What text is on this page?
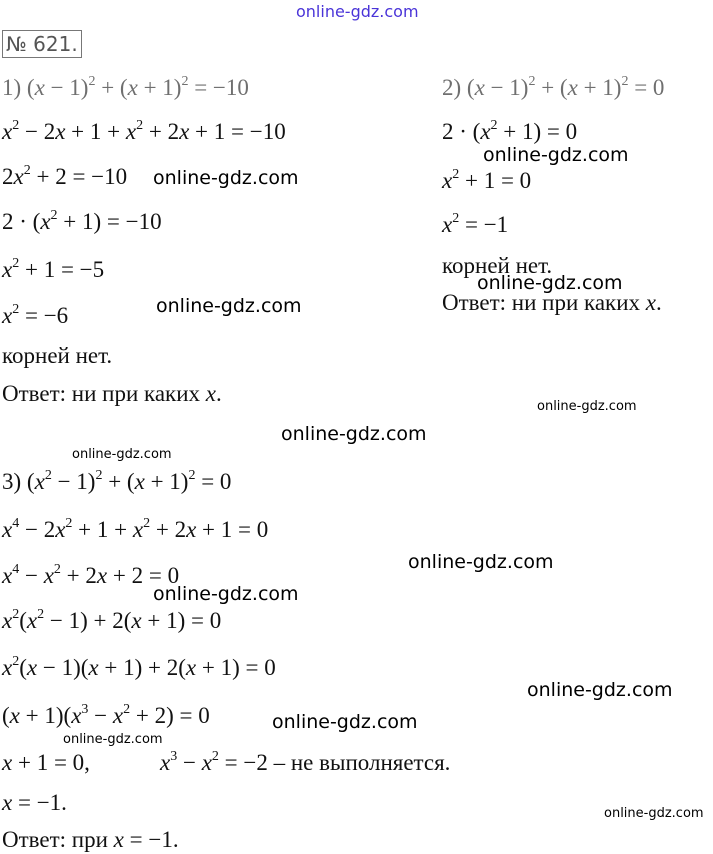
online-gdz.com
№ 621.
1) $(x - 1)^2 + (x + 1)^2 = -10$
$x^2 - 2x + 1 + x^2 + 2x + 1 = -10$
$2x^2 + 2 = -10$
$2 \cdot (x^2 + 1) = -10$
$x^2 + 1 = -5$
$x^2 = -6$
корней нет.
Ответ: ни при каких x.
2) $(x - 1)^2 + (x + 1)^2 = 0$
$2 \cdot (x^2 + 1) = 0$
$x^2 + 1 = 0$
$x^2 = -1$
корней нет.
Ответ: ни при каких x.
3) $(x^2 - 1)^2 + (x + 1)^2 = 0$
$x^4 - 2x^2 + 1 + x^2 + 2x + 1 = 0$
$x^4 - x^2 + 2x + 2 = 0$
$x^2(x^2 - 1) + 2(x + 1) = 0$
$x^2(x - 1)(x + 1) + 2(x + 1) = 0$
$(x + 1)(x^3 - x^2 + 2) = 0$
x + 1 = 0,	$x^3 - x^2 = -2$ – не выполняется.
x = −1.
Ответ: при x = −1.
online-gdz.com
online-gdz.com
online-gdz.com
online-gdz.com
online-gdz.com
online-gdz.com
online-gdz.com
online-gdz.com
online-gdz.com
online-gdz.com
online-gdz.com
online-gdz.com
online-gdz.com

* * *

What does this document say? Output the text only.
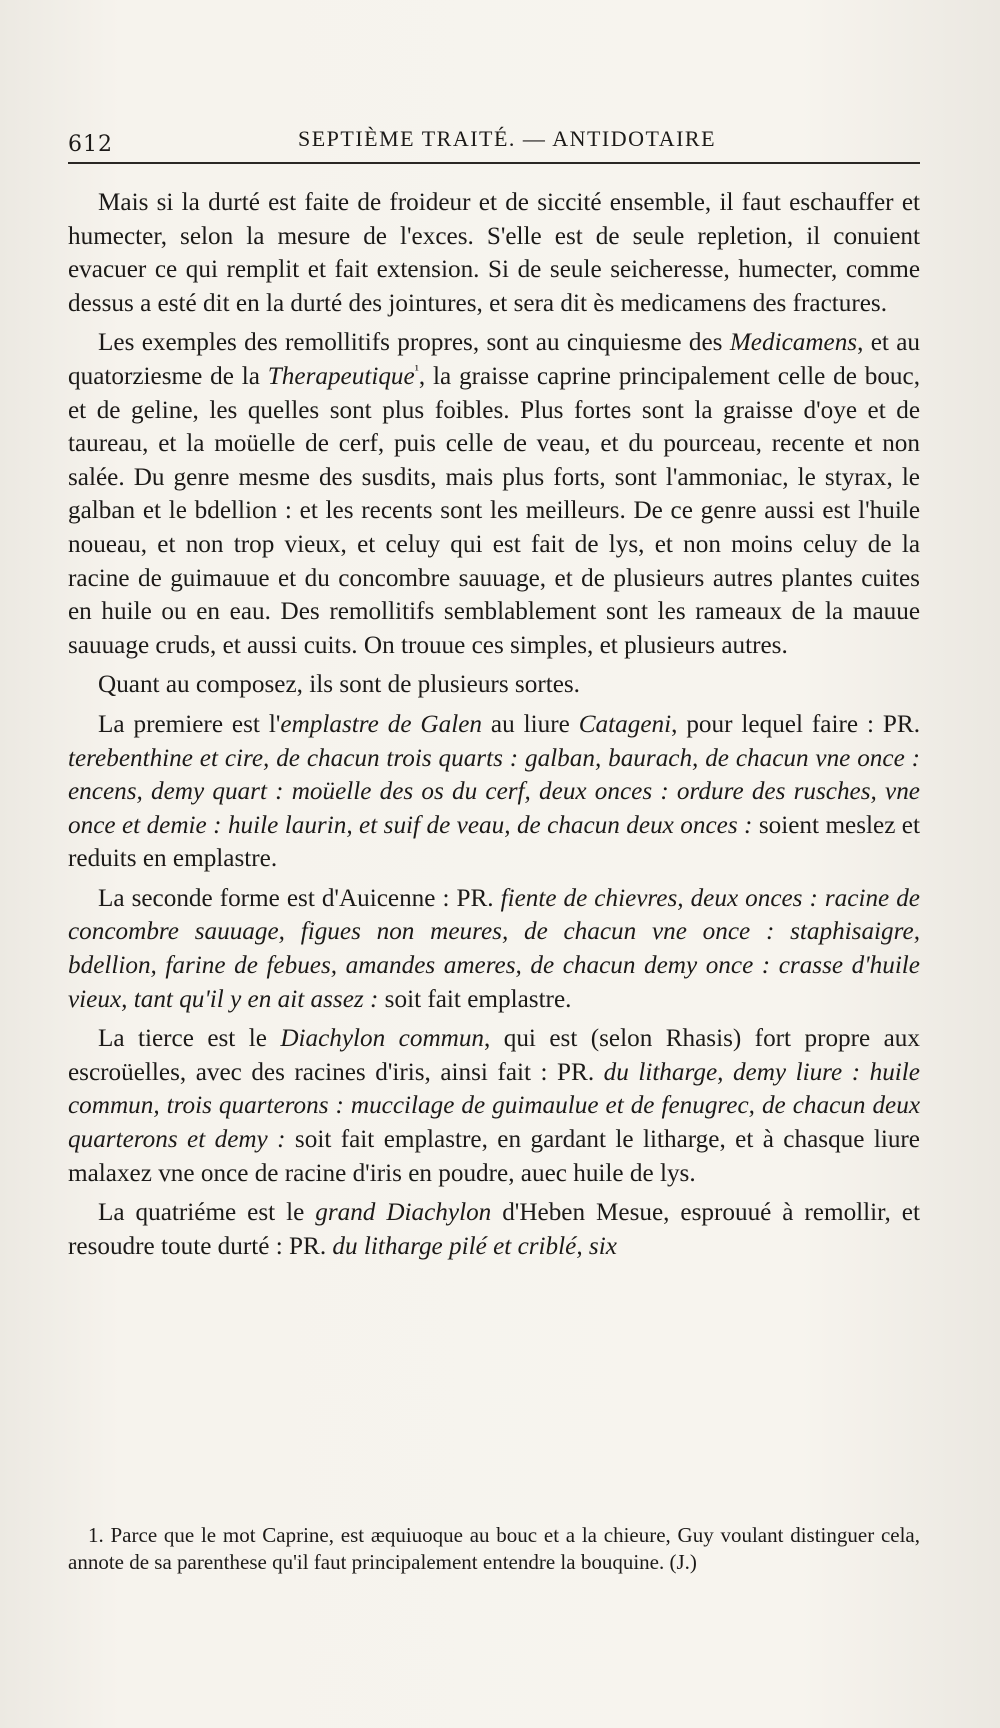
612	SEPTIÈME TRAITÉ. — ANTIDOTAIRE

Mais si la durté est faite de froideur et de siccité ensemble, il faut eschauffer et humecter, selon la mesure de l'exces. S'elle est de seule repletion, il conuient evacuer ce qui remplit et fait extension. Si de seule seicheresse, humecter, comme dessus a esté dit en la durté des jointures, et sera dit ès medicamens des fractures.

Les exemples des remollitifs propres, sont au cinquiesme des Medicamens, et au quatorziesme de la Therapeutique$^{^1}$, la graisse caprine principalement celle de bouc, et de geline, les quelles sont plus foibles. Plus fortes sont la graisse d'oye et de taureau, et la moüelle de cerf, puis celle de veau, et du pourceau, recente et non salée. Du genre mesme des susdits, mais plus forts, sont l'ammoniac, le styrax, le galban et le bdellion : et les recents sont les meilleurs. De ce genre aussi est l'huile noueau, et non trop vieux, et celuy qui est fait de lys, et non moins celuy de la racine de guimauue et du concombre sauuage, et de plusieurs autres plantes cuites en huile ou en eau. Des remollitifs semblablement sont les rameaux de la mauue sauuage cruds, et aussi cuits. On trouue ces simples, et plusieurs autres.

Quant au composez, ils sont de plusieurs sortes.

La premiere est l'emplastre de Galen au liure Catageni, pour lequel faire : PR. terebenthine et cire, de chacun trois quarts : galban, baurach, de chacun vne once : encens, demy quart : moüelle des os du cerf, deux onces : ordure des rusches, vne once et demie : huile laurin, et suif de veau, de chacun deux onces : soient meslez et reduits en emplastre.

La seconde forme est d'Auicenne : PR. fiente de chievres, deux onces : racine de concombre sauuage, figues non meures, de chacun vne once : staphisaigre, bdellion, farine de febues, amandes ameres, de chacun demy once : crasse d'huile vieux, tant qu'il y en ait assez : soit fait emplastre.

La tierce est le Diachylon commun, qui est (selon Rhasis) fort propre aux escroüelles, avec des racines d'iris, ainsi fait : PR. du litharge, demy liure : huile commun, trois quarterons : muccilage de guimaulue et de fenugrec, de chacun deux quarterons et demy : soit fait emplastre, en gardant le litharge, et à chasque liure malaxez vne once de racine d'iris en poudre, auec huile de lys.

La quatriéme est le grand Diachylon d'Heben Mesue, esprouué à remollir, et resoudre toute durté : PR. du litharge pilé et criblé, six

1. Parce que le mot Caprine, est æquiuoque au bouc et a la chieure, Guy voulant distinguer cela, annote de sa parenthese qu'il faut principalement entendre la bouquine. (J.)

==

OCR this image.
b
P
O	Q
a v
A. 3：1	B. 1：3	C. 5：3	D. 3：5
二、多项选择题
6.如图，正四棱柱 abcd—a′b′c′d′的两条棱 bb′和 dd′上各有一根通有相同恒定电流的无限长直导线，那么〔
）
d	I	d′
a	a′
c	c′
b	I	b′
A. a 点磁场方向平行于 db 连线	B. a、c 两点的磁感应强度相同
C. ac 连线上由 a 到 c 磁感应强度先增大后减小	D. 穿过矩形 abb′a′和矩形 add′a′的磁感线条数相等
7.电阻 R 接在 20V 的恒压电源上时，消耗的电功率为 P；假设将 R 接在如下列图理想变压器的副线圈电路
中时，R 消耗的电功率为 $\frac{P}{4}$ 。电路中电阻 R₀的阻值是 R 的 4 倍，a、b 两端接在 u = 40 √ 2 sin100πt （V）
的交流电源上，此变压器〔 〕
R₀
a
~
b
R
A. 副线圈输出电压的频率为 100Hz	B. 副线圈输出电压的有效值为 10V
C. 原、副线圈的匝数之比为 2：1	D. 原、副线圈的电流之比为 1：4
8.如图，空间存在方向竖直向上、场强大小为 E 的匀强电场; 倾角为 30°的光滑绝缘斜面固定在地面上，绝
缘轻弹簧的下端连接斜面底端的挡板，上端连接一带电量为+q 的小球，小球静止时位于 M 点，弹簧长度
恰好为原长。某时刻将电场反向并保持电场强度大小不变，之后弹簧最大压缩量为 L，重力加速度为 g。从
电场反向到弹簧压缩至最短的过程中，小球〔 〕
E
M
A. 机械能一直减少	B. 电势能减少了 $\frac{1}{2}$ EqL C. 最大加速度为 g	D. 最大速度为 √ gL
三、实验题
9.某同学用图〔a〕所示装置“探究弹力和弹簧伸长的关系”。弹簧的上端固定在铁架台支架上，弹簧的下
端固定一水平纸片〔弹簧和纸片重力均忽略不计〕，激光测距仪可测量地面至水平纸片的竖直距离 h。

Stated exercise: Across the preceding material, how many lines contain the word "text"? State the number alone.

Finished answer: 2